» **INFORMATION GIVEN**
━━━

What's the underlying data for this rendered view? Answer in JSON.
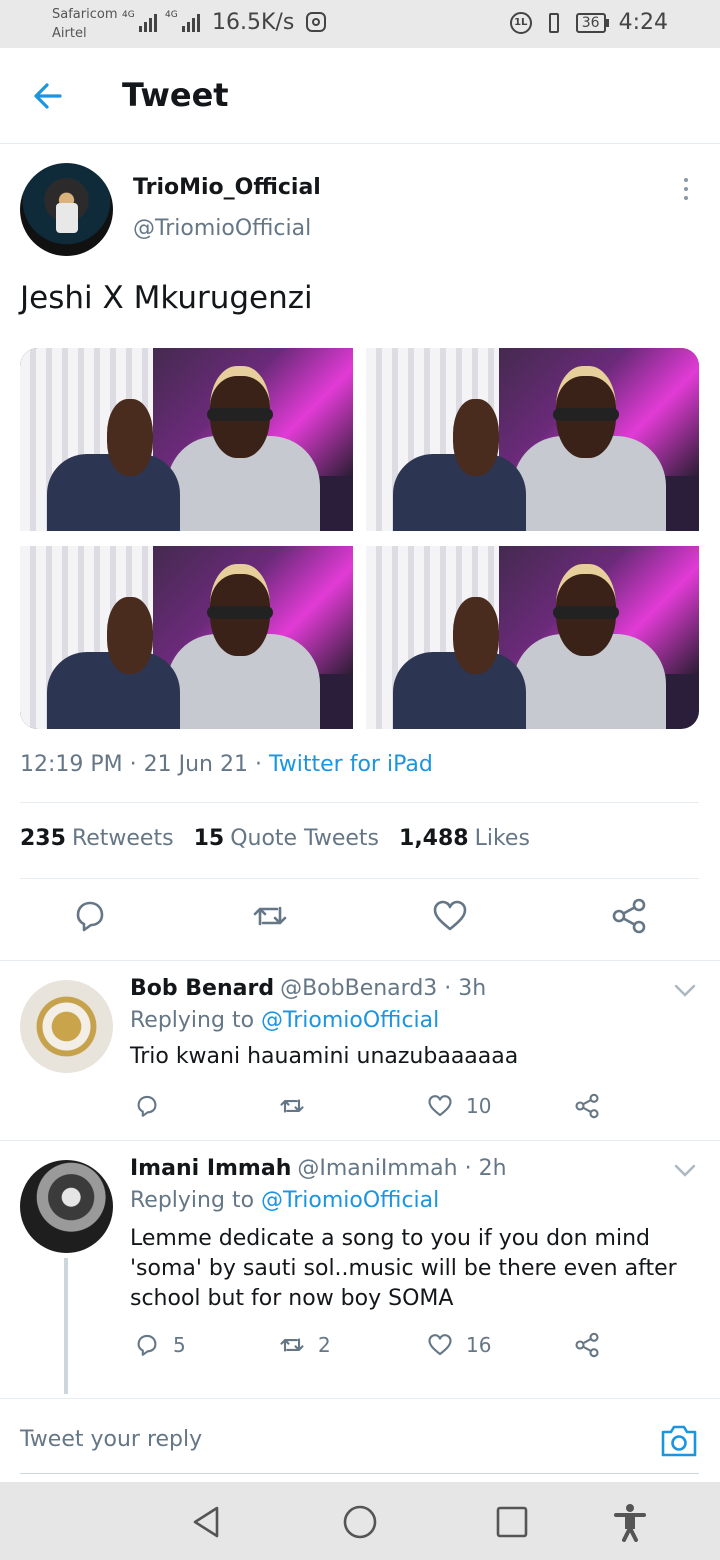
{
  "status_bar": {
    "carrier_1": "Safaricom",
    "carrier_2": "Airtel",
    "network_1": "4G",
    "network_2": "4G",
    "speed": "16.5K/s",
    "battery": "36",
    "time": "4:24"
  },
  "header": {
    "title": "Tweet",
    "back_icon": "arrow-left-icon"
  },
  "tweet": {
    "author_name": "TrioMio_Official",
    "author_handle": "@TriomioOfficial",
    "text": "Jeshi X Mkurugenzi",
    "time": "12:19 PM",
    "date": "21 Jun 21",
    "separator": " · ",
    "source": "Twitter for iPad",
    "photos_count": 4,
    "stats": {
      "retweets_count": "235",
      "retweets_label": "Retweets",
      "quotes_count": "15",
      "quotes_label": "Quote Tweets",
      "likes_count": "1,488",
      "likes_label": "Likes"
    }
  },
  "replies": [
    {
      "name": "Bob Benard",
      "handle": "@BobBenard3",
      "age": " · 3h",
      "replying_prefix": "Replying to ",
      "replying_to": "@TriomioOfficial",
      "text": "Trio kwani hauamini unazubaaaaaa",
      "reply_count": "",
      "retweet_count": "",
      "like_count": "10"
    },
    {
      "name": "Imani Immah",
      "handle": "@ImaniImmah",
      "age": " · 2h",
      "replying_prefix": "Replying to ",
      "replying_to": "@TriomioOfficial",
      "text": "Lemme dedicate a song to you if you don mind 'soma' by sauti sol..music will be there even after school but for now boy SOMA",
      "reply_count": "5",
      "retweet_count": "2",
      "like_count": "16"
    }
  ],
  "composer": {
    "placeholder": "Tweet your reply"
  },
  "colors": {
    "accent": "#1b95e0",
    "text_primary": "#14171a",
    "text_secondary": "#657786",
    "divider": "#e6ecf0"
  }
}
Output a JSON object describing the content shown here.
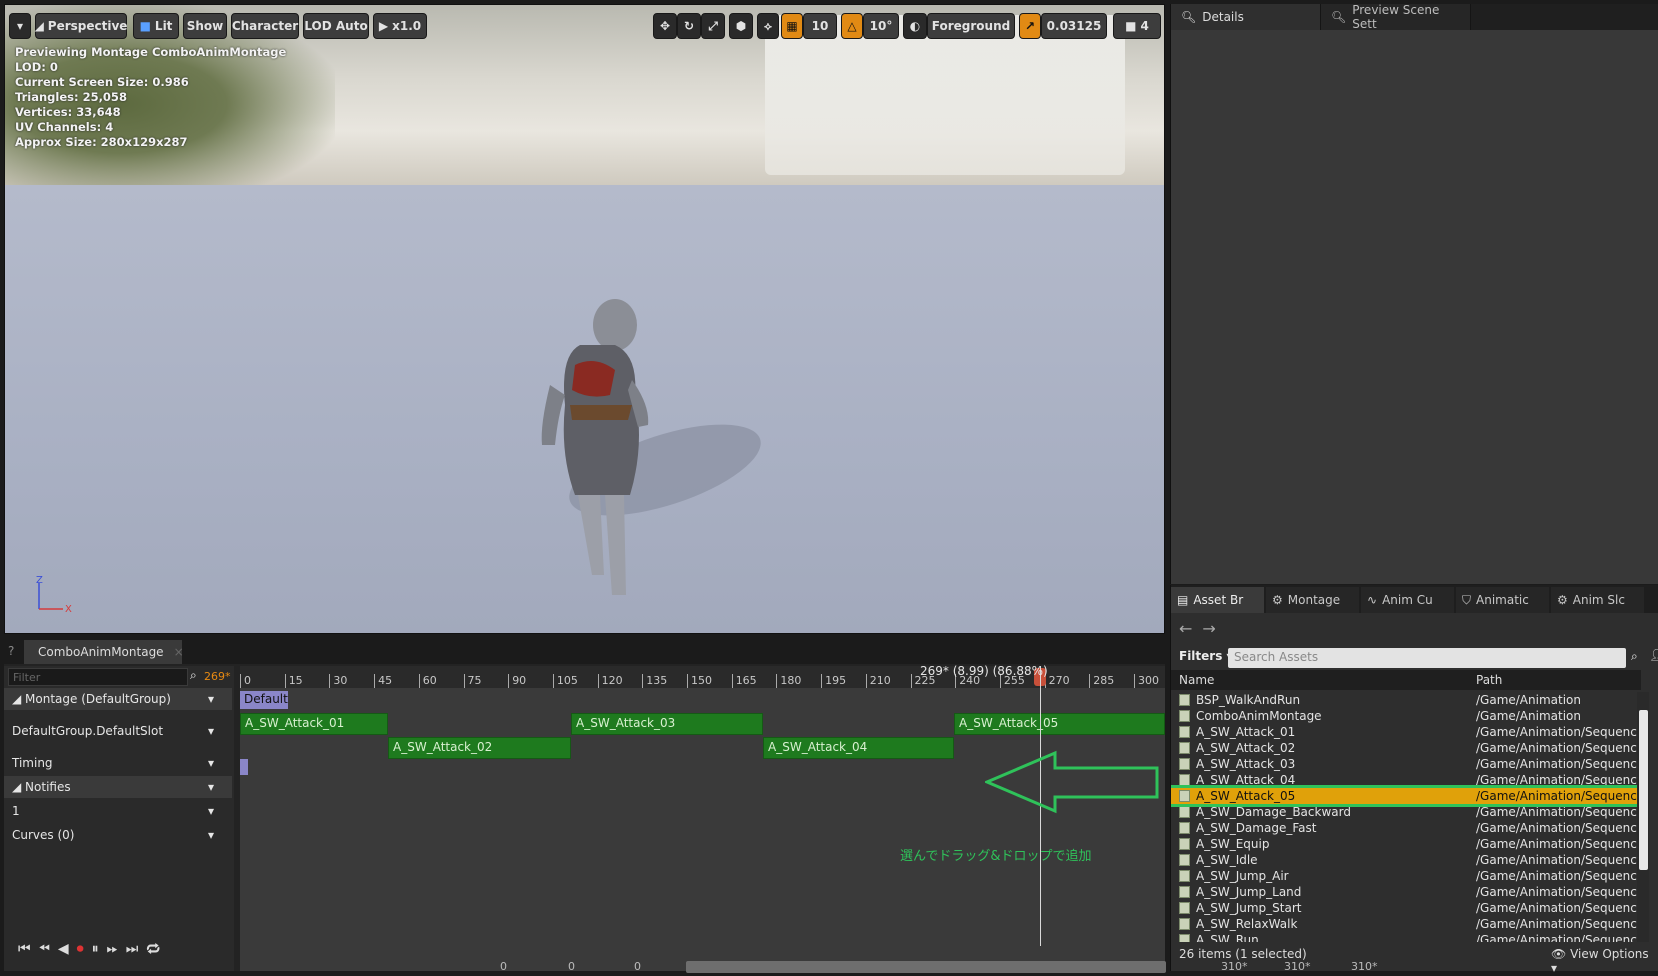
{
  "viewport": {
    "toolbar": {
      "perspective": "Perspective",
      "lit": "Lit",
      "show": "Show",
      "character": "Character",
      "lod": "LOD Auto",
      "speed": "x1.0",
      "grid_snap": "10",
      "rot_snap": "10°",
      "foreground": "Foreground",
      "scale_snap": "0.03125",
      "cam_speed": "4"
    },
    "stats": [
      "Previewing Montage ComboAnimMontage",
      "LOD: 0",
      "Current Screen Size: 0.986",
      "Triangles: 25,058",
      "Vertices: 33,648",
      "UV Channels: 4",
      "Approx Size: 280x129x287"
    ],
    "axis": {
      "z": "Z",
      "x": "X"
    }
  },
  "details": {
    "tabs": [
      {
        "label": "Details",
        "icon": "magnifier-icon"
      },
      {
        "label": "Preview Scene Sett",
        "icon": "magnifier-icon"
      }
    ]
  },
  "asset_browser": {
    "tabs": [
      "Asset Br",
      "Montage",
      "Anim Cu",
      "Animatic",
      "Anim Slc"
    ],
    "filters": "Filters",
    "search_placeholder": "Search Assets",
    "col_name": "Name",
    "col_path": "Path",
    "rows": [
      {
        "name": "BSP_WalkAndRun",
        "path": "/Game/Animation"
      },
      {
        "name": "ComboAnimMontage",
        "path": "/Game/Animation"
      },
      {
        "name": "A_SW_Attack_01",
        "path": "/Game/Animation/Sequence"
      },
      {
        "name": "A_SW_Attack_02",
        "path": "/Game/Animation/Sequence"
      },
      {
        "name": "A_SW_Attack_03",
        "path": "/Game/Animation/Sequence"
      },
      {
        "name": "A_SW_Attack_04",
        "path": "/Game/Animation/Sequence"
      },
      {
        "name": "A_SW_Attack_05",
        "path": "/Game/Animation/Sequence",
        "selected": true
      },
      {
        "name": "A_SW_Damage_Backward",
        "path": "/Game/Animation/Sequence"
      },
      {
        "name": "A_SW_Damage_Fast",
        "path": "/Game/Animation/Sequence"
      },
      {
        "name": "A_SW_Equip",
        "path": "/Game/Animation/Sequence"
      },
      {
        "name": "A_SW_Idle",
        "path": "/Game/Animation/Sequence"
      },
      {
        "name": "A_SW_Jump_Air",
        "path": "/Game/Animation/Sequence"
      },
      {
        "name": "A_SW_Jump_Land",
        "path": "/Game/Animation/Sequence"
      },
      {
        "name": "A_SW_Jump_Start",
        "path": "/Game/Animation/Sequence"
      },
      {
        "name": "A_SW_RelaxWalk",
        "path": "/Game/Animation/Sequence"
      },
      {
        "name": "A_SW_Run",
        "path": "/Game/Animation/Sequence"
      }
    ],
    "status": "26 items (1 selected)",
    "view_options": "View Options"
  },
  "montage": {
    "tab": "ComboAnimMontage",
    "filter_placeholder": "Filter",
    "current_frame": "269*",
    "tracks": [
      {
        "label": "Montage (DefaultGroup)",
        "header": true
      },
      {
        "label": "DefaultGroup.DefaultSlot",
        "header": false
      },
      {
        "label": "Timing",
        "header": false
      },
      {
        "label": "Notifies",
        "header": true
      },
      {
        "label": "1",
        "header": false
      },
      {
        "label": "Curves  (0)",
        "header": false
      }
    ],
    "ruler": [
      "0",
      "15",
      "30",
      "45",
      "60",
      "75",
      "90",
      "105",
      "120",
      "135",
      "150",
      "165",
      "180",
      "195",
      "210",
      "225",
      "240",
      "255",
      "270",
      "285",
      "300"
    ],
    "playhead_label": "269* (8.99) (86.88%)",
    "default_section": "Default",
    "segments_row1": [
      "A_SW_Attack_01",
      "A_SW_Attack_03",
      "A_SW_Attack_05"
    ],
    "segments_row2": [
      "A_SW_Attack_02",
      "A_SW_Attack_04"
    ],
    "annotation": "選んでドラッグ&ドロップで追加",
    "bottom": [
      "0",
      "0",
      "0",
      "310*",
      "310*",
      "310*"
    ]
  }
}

━━━

Provide only the number of lines in the entries that hold the word "DefaultGroup".

» **IN RESPONSE**
2